WORK INSTRUCTIONS:
Please say how many lines of the listing hold "Squares", with no other words in the answer.

EXCERPTED DATA:
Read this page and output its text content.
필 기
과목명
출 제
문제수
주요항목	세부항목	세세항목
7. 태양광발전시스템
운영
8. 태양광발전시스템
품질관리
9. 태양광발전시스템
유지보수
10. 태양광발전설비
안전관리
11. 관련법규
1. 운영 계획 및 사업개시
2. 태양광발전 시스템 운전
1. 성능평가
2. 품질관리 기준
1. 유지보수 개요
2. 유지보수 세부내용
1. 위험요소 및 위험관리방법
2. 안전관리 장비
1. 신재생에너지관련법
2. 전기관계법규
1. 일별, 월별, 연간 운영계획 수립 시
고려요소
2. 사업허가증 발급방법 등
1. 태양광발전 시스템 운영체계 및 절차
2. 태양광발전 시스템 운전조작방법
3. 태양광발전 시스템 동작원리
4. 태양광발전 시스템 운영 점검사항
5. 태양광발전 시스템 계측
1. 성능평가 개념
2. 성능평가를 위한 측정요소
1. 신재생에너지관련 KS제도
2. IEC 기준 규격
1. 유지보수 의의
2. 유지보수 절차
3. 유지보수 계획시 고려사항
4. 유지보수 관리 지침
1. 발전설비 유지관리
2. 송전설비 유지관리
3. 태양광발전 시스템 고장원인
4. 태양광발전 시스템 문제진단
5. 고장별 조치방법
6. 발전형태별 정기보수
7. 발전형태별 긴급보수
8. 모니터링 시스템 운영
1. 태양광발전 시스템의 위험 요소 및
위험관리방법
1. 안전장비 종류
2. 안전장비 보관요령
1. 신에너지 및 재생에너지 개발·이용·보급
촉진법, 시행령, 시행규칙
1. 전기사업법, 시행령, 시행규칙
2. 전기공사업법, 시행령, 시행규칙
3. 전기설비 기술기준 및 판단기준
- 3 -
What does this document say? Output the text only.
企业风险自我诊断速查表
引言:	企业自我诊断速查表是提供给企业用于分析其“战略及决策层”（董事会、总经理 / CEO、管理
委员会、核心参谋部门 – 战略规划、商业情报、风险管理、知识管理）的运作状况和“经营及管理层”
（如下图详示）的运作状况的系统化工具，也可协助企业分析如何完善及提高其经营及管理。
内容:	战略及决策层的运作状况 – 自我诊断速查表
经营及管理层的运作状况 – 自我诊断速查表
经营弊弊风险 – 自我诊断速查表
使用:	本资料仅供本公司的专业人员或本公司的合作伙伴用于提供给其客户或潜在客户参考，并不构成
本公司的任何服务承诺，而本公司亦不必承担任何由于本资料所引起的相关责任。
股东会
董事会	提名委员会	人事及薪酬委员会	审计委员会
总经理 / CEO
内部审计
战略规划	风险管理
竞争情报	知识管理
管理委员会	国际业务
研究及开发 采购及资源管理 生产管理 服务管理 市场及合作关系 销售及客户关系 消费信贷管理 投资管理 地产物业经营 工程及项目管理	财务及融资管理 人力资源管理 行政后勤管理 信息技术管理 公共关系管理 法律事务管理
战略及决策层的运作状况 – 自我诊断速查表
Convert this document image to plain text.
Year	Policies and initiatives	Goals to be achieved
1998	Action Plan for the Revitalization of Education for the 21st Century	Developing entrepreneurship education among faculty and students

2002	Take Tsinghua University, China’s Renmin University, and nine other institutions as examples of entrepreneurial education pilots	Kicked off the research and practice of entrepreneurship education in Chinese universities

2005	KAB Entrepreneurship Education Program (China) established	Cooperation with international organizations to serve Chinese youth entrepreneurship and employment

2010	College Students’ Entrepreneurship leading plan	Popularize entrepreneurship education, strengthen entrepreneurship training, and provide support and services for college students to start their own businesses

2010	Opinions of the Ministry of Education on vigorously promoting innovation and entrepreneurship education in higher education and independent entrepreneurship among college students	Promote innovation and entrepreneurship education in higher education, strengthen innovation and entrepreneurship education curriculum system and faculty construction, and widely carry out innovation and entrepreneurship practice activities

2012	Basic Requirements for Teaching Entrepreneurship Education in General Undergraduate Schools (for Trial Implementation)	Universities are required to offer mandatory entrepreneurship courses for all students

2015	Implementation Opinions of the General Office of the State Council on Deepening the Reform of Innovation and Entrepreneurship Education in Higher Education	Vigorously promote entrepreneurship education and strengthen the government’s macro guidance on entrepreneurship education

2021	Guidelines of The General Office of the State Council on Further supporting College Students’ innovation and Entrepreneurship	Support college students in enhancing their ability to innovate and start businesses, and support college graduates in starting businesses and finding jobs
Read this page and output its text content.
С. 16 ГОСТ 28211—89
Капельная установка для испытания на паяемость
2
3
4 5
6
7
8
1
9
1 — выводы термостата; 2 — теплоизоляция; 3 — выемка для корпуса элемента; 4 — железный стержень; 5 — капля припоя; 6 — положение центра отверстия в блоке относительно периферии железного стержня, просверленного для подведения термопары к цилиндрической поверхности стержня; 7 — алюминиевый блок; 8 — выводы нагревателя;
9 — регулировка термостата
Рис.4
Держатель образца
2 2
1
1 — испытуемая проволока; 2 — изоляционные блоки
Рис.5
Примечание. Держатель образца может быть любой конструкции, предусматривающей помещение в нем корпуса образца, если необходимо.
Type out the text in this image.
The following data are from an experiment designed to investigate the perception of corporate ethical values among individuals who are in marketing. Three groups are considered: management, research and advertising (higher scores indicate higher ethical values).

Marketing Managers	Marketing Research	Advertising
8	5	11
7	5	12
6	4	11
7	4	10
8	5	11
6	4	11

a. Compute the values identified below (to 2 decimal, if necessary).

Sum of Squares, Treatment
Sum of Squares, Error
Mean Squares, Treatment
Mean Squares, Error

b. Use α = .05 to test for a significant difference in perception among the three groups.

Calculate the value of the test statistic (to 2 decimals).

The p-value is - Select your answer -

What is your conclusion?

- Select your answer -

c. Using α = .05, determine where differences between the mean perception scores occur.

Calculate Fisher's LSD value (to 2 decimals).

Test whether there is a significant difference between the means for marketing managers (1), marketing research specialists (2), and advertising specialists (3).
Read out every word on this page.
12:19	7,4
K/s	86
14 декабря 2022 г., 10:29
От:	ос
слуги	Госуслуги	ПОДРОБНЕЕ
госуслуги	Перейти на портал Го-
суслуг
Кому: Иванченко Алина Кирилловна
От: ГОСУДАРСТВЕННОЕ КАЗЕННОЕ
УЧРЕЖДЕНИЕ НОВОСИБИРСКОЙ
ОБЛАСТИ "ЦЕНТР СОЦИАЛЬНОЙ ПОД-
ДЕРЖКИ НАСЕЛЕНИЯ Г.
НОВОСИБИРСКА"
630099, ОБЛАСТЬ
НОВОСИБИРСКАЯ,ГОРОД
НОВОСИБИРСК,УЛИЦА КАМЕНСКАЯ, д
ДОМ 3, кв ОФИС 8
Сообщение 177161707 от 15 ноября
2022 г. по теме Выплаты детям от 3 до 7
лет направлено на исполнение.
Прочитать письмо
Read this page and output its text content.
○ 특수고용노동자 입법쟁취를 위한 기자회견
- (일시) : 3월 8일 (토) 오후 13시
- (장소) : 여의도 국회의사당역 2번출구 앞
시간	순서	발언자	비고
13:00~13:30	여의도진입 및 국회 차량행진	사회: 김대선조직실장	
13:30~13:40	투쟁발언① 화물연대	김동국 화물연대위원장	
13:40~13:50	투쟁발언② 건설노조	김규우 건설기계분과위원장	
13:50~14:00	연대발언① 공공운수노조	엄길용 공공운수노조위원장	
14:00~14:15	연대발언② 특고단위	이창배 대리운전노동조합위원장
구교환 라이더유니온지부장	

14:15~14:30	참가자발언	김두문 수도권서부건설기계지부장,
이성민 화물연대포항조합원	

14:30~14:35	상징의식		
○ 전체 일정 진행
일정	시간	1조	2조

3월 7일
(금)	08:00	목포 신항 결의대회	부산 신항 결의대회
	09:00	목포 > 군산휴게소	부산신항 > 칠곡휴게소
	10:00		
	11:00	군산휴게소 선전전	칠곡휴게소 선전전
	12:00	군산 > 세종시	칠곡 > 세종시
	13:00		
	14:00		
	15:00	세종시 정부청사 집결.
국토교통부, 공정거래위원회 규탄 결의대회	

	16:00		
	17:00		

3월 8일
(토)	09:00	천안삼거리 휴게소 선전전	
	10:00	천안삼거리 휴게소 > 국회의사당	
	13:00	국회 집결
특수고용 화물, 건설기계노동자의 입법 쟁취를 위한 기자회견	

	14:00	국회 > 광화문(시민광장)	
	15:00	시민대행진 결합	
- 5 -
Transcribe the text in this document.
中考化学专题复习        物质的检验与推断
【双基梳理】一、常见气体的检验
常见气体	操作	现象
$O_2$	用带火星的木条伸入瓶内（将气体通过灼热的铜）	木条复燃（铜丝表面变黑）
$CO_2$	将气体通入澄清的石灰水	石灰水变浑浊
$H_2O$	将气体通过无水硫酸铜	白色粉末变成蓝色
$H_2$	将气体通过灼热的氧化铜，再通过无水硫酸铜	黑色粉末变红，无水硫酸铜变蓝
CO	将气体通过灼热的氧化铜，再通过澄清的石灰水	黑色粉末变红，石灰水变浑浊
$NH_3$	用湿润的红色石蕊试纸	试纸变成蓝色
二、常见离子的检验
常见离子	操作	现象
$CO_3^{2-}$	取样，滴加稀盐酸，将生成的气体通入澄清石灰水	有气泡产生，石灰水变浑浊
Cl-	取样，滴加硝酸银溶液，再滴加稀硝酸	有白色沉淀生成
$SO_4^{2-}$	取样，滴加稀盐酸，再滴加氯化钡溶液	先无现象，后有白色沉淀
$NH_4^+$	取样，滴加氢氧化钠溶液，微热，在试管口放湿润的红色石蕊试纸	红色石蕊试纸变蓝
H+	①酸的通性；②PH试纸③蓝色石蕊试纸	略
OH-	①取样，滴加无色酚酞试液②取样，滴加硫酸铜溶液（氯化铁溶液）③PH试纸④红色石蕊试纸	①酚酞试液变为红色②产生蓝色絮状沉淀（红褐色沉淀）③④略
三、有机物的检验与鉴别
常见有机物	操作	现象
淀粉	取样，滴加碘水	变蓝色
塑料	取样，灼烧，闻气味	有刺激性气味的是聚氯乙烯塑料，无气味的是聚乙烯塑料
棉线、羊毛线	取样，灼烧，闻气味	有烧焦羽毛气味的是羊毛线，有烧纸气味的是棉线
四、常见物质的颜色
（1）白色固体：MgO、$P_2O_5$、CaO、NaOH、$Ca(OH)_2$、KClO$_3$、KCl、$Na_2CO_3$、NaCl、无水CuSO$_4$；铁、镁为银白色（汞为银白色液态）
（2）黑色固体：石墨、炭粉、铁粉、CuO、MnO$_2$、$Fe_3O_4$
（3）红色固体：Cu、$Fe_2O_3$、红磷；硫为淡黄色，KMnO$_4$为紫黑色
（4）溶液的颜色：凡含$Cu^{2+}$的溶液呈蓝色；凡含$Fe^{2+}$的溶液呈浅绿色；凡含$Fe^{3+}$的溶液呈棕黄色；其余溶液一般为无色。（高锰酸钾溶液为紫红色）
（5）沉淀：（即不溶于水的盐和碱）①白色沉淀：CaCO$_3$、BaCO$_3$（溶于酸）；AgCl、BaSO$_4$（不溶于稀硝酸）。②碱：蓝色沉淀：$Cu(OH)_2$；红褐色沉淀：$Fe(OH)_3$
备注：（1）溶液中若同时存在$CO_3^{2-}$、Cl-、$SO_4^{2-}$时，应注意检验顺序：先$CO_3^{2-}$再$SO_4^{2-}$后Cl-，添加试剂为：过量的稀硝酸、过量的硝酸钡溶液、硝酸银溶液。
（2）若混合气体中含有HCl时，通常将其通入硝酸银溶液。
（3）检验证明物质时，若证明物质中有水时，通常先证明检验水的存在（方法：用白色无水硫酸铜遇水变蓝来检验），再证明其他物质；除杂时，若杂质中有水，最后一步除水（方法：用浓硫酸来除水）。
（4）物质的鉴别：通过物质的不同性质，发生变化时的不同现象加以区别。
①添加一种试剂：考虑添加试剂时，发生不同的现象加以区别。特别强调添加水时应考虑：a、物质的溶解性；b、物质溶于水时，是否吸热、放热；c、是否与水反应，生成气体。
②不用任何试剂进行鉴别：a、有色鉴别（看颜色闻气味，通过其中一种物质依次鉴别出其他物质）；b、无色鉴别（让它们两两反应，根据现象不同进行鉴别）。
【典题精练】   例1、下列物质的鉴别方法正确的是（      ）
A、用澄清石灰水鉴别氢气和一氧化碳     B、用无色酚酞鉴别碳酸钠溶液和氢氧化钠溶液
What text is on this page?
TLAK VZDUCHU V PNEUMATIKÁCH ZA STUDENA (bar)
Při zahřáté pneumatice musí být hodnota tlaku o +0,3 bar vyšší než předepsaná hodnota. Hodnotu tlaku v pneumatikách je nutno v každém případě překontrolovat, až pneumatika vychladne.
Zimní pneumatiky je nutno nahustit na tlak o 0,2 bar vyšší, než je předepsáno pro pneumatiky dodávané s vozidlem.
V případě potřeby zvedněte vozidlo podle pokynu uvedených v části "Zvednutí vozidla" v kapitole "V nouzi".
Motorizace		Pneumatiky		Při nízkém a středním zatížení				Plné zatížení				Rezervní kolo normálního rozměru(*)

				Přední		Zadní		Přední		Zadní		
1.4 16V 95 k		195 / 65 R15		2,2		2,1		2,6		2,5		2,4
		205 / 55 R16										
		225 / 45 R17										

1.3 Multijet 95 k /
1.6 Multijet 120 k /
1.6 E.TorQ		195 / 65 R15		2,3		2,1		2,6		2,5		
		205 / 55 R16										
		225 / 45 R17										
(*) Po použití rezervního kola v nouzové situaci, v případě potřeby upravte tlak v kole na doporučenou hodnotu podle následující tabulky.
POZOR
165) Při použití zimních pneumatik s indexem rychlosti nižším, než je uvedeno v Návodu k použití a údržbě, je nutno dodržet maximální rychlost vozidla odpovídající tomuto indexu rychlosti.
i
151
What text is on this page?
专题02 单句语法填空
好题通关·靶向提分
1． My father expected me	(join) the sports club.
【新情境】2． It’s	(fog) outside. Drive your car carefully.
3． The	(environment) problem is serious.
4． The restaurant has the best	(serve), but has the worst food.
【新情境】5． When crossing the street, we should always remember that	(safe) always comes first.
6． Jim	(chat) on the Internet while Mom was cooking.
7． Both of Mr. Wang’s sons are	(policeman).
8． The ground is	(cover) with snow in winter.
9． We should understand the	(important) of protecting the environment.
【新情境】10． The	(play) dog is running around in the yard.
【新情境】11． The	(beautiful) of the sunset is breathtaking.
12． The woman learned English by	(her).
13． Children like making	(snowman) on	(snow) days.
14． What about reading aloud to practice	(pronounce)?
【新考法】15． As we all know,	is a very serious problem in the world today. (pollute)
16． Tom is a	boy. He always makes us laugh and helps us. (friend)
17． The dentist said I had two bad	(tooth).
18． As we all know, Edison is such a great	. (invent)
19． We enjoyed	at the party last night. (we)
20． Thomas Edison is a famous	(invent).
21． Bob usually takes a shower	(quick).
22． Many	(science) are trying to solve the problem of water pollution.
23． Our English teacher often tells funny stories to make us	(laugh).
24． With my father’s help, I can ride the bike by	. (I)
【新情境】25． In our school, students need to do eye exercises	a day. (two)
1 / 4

EXERCISE ANSWER:
4